INSTRUCTIONS FOR THE TASK —
Turn the rows below into a JSON list of strings, one string per line, leaving out any blank lines.

Layout region rows
>>>

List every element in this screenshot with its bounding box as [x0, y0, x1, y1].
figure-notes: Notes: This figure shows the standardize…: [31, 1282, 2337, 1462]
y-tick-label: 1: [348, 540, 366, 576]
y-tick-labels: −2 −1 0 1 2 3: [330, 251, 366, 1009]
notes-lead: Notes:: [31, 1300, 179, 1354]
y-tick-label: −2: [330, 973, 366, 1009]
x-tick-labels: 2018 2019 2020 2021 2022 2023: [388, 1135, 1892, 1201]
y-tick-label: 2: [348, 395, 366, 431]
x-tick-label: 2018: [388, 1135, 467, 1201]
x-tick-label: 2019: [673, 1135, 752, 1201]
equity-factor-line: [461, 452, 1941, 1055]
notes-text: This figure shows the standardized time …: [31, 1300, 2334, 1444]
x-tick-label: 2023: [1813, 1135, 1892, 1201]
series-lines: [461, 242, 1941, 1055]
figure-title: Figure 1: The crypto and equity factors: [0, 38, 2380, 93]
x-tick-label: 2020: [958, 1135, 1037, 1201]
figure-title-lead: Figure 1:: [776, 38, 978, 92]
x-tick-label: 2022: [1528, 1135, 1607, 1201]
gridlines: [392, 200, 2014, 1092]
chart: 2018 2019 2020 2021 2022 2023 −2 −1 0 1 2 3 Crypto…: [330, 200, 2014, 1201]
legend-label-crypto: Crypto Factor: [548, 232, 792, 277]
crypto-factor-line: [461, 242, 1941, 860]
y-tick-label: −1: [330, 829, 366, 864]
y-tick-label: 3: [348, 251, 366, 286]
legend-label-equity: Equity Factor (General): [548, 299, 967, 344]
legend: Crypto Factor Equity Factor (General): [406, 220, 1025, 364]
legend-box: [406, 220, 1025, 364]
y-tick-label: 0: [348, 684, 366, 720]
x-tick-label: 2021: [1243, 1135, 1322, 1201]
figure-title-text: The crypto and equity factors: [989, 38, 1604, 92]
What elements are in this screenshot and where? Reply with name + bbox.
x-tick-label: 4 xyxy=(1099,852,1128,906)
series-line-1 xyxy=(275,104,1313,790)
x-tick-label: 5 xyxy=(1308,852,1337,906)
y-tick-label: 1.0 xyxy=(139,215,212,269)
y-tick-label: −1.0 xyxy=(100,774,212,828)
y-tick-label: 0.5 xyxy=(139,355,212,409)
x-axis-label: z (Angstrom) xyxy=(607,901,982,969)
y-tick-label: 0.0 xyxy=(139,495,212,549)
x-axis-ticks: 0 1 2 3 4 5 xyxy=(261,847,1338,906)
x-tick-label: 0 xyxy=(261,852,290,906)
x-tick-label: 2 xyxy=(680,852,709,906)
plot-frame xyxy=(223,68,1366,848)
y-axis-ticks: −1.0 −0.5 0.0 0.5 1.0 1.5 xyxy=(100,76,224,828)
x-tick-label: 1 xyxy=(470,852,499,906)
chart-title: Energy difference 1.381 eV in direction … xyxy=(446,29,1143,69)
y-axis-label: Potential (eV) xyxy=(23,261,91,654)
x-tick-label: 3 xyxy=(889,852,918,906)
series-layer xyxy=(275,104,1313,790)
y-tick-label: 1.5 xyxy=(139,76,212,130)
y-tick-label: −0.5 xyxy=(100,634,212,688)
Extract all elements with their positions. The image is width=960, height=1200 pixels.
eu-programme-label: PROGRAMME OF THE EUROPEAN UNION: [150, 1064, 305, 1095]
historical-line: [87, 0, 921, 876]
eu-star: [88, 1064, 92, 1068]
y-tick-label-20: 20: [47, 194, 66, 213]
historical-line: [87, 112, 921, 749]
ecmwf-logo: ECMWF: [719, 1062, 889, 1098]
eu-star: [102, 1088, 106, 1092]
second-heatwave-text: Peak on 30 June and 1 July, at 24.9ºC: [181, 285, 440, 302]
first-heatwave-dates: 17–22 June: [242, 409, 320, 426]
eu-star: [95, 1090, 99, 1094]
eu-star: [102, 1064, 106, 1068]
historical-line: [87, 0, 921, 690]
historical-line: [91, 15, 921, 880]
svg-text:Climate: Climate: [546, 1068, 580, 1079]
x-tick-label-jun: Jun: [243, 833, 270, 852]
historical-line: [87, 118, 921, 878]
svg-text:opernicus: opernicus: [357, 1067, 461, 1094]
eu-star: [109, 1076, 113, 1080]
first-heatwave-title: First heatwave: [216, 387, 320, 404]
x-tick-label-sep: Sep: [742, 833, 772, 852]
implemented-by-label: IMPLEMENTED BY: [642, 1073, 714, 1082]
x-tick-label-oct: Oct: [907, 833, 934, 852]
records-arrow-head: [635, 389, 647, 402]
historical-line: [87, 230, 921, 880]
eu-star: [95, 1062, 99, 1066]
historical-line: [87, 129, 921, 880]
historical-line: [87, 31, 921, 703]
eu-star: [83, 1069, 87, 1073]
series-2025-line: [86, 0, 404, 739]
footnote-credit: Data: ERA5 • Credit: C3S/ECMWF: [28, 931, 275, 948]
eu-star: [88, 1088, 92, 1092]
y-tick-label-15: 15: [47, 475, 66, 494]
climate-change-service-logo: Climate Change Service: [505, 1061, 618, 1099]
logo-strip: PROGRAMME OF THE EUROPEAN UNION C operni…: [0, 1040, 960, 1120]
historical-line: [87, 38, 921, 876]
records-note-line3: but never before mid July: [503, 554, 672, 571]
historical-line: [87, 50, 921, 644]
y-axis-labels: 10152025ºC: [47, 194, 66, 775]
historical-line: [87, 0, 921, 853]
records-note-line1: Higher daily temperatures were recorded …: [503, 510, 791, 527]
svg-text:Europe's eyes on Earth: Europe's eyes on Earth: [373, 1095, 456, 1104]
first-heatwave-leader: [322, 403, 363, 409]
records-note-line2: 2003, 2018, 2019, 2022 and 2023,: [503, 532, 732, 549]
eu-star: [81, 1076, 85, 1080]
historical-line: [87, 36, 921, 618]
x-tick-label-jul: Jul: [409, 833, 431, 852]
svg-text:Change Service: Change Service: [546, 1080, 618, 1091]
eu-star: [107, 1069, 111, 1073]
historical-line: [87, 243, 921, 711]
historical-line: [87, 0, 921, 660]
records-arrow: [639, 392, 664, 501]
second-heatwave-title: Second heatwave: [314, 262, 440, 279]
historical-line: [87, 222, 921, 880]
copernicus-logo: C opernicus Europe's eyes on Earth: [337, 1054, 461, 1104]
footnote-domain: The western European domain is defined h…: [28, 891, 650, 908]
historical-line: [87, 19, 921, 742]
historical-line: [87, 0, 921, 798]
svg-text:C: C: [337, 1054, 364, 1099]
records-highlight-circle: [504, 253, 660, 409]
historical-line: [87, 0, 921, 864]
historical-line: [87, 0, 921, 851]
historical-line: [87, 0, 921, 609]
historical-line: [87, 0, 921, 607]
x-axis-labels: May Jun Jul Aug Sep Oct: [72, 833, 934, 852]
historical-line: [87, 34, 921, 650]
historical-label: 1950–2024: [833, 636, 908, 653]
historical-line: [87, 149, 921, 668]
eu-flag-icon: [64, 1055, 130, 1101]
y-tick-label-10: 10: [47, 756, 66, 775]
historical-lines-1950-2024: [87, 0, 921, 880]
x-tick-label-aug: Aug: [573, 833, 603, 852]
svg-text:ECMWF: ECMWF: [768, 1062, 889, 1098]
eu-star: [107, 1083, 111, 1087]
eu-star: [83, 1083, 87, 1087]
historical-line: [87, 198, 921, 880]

<<<

REPLY —
[
  "List every element in this screenshot with its bounding box as [x0, y0, x1, y1].",
  "figure-notes: Notes: This figure shows the standardize…: [31, 1282, 2337, 1462]",
  "y-tick-label: 1: [348, 540, 366, 576]",
  "y-tick-labels: −2 −1 0 1 2 3: [330, 251, 366, 1009]",
  "notes-lead: Notes:: [31, 1300, 179, 1354]",
  "y-tick-label: −2: [330, 973, 366, 1009]",
  "x-tick-labels: 2018 2019 2020 2021 2022 2023: [388, 1135, 1892, 1201]",
  "y-tick-label: 2: [348, 395, 366, 431]",
  "x-tick-label: 2018: [388, 1135, 467, 1201]",
  "x-tick-label: 2019: [673, 1135, 752, 1201]",
  "equity-factor-line: [461, 452, 1941, 1055]",
  "notes-text: This figure shows the standardized time …: [31, 1300, 2334, 1444]",
  "x-tick-label: 2023: [1813, 1135, 1892, 1201]",
  "series-lines: [461, 242, 1941, 1055]",
  "figure-title: Figure 1: The crypto and equity factors: [0, 38, 2380, 93]",
  "x-tick-label: 2020: [958, 1135, 1037, 1201]",
  "figure-title-lead: Figure 1:: [776, 38, 978, 92]",
  "x-tick-label: 2022: [1528, 1135, 1607, 1201]",
  "gridlines: [392, 200, 2014, 1092]",
  "chart: 2018 2019 2020 2021 2022 2023 −2 −1 0 1 2 3 Crypto…: [330, 200, 2014, 1201]",
  "legend-label-crypto: Crypto Factor: [548, 232, 792, 277]",
  "crypto-factor-line: [461, 242, 1941, 860]",
  "y-tick-label: −1: [330, 829, 366, 864]",
  "y-tick-label: 3: [348, 251, 366, 286]",
  "legend-label-equity: Equity Factor (General): [548, 299, 967, 344]",
  "legend: Crypto Factor Equity Factor (General): [406, 220, 1025, 364]",
  "legend-box: [406, 220, 1025, 364]",
  "y-tick-label: 0: [348, 684, 366, 720]",
  "x-tick-label: 2021: [1243, 1135, 1322, 1201]",
  "figure-title-text: The crypto and equity factors: [989, 38, 1604, 92]",
  "What elements are in this screenshot and where? Reply with name + bbox.",
  "x-tick-label: 4 xyxy=(1099,852,1128,906)",
  "series-line-1 xyxy=(275,104,1313,790)",
  "x-tick-label: 5 xyxy=(1308,852,1337,906)",
  "y-tick-label: 1.0 xyxy=(139,215,212,269)",
  "y-tick-label: −1.0 xyxy=(100,774,212,828)",
  "y-tick-label: 0.5 xyxy=(139,355,212,409)",
  "x-axis-label: z (Angstrom) xyxy=(607,901,982,969)",
  "y-tick-label: 0.0 xyxy=(139,495,212,549)",
  "x-axis-ticks: 0 1 2 3 4 5 xyxy=(261,847,1338,906)",
  "x-tick-label: 0 xyxy=(261,852,290,906)",
  "x-tick-label: 2 xyxy=(680,852,709,906)",
  "plot-frame xyxy=(223,68,1366,848)",
  "y-axis-ticks: −1.0 −0.5 0.0 0.5 1.0 1.5 xyxy=(100,76,224,828)",
  "x-tick-label: 1 xyxy=(470,852,499,906)",
  "chart-title: Energy difference 1.381 eV in direction … xyxy=(446,29,1143,69)",
  "y-axis-label: Potential (eV) xyxy=(23,261,91,654)",
  "x-tick-label: 3 xyxy=(889,852,918,906)",
  "series-layer xyxy=(275,104,1313,790)",
  "y-tick-label: 1.5 xyxy=(139,76,212,130)",
  "y-tick-label: −0.5 xyxy=(100,634,212,688)",
  "Extract all elements with their positions. The image is width=960, height=1200 pixels.",
  "eu-programme-label: PROGRAMME OF THE EUROPEAN UNION: [150, 1064, 305, 1095]",
  "historical-line: [87, 0, 921, 876]",
  "eu-star: [88, 1064, 92, 1068]",
  "y-tick-label-20: 20: [47, 194, 66, 213]",
  "historical-line: [87, 112, 921, 749]",
  "ecmwf-logo: ECMWF: [719, 1062, 889, 1098]",
  "eu-star: [102, 1088, 106, 1092]",
  "second-heatwave-text: Peak on 30 June and 1 July, at 24.9ºC: [181, 285, 440, 302]",
  "first-heatwave-dates: 17–22 June: [242, 409, 320, 426]",
  "eu-star: [95, 1090, 99, 1094]",
  "eu-star: [102, 1064, 106, 1068]",
  "historical-line: [87, 0, 921, 690]",
  "historical-line: [91, 15, 921, 880]",
  "svg-text:Climate: Climate: [546, 1068, 580, 1079]",
  "x-tick-label-jun: Jun: [243, 833, 270, 852]",
  "historical-line: [87, 118, 921, 878]",
  "svg-text:opernicus: opernicus: [357, 1067, 461, 1094]",
  "eu-star: [109, 1076, 113, 1080]",
  "first-heatwave-title: First heatwave: [216, 387, 320, 404]",
  "x-tick-label-sep: Sep: [742, 833, 772, 852]",
  "implemented-by-label: IMPLEMENTED BY: [642, 1073, 714, 1082]",
  "x-tick-label-oct: Oct: [907, 833, 934, 852]",
  "records-arrow-head: [635, 389, 647, 402]",
  "historical-line: [87, 230, 921, 880]",
  "eu-star: [95, 1062, 99, 1066]",
  "historical-line: [87, 129, 921, 880]",
  "historical-line: [87, 31, 921, 703]",
  "eu-star: [83, 1069, 87, 1073]",
  "series-2025-line: [86, 0, 404, 739]",
  "footnote-credit: Data: ERA5 • Credit: C3S/ECMWF: [28, 931, 275, 948]",
  "eu-star: [88, 1088, 92, 1092]",
  "y-tick-label-15: 15: [47, 475, 66, 494]",
  "climate-change-service-logo: Climate Change Service: [505, 1061, 618, 1099]",
  "logo-strip: PROGRAMME OF THE EUROPEAN UNION C operni…: [0, 1040, 960, 1120]",
  "historical-line: [87, 38, 921, 876]",
  "records-note-line3: but never before mid July: [503, 554, 672, 571]",
  "historical-line: [87, 50, 921, 644]",
  "y-axis-labels: 10152025ºC: [47, 194, 66, 775]",
  "historical-line: [87, 0, 921, 853]",
  "records-note-line1: Higher daily temperatures were recorded …: [503, 510, 791, 527]",
  "svg-text:Europe's eyes on Earth: Europe's eyes on Earth: [373, 1095, 456, 1104]",
  "first-heatwave-leader: [322, 403, 363, 409]",
  "records-note-line2: 2003, 2018, 2019, 2022 and 2023,: [503, 532, 732, 549]",
  "eu-star: [81, 1076, 85, 1080]",
  "historical-line: [87, 36, 921, 618]",
  "x-tick-label-jul: Jul: [409, 833, 431, 852]",
  "svg-text:Change Service: Change Service: [546, 1080, 618, 1091]",
  "eu-star: [107, 1069, 111, 1073]",
  "historical-line: [87, 243, 921, 711]",
  "historical-line: [87, 0, 921, 660]",
  "records-arrow: [639, 392, 664, 501]",
  "second-heatwave-title: Second heatwave: [314, 262, 440, 279]",
  "historical-line: [87, 222, 921, 880]",
  "copernicus-logo: C opernicus Europe's eyes on Earth: [337, 1054, 461, 1104]",
  "footnote-domain: The western European domain is defined h…: [28, 891, 650, 908]",
  "historical-line: [87, 19, 921, 742]",
  "historical-line: [87, 0, 921, 798]",
  "svg-text:C: C: [337, 1054, 364, 1099]",
  "records-highlight-circle: [504, 253, 660, 409]",
  "historical-line: [87, 0, 921, 864]",
  "historical-line: [87, 0, 921, 851]",
  "historical-line: [87, 0, 921, 609]",
  "historical-line: [87, 0, 921, 607]",
  "x-axis-labels: May Jun Jul Aug Sep Oct: [72, 833, 934, 852]",
  "historical-line: [87, 34, 921, 650]",
  "historical-label: 1950–2024: [833, 636, 908, 653]",
  "historical-line: [87, 149, 921, 668]",
  "eu-flag-icon: [64, 1055, 130, 1101]",
  "y-tick-label-10: 10: [47, 756, 66, 775]",
  "historical-lines-1950-2024: [87, 0, 921, 880]",
  "x-tick-label-aug: Aug: [573, 833, 603, 852]",
  "svg-text:ECMWF: ECMWF: [768, 1062, 889, 1098]",
  "eu-star: [107, 1083, 111, 1087]",
  "eu-star: [83, 1083, 87, 1087]",
  "historical-line: [87, 198, 921, 880]"
]